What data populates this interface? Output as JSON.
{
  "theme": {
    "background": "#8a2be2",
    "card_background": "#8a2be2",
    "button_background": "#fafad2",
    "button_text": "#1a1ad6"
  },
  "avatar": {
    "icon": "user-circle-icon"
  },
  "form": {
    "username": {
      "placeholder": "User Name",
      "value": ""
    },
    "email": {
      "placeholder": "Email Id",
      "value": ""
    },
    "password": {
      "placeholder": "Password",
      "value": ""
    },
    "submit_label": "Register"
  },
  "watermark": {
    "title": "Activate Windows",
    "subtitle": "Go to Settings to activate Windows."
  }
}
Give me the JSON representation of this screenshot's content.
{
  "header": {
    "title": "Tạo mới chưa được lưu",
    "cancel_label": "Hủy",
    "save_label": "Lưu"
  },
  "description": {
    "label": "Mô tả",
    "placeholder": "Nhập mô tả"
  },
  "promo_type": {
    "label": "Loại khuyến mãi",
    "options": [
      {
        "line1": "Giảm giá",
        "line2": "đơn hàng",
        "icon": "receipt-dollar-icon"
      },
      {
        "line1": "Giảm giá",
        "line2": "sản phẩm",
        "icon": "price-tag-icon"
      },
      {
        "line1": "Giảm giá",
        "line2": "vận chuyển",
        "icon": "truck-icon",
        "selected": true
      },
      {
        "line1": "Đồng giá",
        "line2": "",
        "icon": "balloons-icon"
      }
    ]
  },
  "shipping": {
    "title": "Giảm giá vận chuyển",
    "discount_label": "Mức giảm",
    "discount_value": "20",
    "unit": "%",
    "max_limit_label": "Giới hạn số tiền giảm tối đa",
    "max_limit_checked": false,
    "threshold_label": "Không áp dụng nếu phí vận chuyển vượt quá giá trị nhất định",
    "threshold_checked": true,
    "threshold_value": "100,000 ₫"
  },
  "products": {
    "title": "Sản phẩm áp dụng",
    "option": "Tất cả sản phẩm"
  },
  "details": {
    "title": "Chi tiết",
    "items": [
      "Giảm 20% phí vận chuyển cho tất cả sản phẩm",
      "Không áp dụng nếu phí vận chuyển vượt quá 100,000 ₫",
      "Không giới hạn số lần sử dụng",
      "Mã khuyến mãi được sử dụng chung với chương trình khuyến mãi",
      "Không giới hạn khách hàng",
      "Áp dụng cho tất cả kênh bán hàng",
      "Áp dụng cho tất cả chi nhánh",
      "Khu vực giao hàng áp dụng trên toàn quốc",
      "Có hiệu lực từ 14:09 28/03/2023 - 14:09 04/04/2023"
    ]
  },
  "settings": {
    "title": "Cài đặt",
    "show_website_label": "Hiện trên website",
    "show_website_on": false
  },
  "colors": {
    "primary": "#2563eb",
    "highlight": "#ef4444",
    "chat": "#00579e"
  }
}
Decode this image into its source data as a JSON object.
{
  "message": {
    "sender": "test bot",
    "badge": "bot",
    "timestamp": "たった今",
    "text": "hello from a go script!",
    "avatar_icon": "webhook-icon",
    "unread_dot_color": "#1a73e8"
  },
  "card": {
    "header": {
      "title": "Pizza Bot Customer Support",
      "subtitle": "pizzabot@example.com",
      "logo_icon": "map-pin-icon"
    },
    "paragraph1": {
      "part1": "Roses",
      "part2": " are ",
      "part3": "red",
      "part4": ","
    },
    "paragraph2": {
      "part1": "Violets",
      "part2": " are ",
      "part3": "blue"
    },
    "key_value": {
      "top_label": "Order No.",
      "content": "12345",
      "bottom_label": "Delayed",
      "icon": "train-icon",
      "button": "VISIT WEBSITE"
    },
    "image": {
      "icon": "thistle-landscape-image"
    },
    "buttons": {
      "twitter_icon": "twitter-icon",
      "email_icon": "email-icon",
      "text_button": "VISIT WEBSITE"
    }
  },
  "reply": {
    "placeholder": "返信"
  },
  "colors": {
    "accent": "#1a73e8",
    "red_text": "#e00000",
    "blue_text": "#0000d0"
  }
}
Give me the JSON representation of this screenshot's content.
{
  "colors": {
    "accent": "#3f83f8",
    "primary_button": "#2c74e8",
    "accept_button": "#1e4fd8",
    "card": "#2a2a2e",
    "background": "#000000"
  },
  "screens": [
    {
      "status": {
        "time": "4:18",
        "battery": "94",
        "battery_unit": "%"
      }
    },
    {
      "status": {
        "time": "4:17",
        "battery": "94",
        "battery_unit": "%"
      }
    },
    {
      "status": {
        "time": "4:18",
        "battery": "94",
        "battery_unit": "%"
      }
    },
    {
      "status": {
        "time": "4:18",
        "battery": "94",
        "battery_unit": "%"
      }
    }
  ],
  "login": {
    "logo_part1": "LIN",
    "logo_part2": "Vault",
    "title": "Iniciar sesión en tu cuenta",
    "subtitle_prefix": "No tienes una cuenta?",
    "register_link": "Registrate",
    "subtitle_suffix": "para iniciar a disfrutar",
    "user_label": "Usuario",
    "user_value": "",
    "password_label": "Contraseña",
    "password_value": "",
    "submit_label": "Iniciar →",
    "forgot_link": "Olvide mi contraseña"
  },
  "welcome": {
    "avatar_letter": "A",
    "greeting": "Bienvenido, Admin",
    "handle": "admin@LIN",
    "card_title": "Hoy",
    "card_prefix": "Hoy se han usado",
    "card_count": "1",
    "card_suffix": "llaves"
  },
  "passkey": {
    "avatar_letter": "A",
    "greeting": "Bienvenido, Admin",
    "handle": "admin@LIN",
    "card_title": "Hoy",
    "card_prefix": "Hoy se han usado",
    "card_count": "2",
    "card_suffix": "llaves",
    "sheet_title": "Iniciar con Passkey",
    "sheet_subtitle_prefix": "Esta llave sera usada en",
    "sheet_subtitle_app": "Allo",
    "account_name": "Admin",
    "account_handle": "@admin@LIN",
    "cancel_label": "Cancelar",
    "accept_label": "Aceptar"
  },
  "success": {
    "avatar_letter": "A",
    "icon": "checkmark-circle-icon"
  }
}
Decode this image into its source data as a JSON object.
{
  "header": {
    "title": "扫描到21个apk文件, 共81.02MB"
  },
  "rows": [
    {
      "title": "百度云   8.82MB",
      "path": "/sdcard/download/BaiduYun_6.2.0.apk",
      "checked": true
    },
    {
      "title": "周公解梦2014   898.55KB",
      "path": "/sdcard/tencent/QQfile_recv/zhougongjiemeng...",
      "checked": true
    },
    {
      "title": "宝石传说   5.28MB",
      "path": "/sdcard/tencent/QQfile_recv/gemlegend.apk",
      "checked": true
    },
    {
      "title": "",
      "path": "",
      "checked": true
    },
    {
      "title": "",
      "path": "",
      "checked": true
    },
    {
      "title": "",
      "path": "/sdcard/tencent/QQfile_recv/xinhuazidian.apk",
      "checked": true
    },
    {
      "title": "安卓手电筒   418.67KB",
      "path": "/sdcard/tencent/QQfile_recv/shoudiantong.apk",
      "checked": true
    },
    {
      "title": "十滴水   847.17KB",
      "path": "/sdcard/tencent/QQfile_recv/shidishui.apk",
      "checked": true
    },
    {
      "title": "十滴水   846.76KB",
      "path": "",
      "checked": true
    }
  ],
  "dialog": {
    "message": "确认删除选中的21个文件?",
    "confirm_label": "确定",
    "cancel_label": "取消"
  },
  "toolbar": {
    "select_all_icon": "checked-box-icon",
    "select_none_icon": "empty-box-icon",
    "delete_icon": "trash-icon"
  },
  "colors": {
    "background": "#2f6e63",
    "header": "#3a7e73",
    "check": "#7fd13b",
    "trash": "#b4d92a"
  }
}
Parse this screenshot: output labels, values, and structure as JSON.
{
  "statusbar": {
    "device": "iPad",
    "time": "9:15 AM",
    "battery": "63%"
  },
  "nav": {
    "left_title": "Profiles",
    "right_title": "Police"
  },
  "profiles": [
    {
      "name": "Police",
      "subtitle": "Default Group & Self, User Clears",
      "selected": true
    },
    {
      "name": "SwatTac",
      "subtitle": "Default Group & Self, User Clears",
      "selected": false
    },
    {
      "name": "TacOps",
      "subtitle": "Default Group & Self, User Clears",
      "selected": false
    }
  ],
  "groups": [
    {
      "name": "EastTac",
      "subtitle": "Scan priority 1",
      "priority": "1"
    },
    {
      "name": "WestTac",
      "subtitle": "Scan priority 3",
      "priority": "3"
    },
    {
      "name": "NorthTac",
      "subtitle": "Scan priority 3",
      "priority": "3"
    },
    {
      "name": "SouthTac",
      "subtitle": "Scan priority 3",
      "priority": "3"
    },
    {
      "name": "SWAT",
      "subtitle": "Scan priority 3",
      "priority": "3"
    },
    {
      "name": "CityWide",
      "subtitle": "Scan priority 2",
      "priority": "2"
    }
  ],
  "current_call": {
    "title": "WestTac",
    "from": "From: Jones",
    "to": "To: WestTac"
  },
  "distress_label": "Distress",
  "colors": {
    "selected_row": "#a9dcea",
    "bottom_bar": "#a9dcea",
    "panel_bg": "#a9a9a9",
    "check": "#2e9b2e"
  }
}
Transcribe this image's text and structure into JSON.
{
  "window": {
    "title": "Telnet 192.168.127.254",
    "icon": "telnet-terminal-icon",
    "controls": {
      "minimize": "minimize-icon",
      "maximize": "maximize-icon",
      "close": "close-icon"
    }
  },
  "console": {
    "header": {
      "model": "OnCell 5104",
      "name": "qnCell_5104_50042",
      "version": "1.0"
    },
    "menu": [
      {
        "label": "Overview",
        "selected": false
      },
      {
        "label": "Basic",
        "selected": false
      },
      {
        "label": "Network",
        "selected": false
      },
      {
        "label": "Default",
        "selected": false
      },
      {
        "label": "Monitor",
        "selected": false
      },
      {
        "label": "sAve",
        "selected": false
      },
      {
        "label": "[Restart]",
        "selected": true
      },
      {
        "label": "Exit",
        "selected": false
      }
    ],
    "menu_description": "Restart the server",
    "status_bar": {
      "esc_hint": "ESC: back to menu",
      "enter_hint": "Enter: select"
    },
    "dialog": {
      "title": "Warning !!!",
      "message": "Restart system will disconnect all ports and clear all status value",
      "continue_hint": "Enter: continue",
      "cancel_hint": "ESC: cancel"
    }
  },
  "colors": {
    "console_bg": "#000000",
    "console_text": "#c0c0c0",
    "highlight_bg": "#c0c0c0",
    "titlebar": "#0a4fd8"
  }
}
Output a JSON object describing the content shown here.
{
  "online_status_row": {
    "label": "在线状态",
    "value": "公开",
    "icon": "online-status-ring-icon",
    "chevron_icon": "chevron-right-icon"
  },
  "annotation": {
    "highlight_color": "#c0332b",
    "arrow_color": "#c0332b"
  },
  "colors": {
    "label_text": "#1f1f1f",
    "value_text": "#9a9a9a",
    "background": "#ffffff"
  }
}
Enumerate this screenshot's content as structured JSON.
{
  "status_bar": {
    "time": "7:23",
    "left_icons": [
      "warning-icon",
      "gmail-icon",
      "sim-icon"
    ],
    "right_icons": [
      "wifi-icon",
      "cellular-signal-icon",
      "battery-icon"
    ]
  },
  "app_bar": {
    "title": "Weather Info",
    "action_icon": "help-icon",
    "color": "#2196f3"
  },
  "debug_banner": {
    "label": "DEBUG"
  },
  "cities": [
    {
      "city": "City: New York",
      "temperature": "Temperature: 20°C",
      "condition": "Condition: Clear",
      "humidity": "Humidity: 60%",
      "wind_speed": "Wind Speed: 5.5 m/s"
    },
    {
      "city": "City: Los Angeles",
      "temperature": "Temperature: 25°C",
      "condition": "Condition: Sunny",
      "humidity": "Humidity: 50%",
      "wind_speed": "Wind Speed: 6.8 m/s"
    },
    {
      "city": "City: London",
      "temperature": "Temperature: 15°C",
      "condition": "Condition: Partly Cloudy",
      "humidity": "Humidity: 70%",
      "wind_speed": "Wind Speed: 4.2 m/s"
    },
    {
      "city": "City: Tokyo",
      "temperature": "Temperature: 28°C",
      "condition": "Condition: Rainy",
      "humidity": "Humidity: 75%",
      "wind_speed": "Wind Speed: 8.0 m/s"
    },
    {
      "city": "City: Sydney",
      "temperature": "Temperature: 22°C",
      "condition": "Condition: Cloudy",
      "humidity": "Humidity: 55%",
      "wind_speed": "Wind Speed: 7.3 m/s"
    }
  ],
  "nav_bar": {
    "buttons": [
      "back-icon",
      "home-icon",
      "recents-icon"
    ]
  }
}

What the exercise asks ->
Search the records for the word "Cloudy". Copy every line that has it.

Correct result ->
      "condition": "Condition: Partly Cloudy",
      "condition": "Condition: Cloudy",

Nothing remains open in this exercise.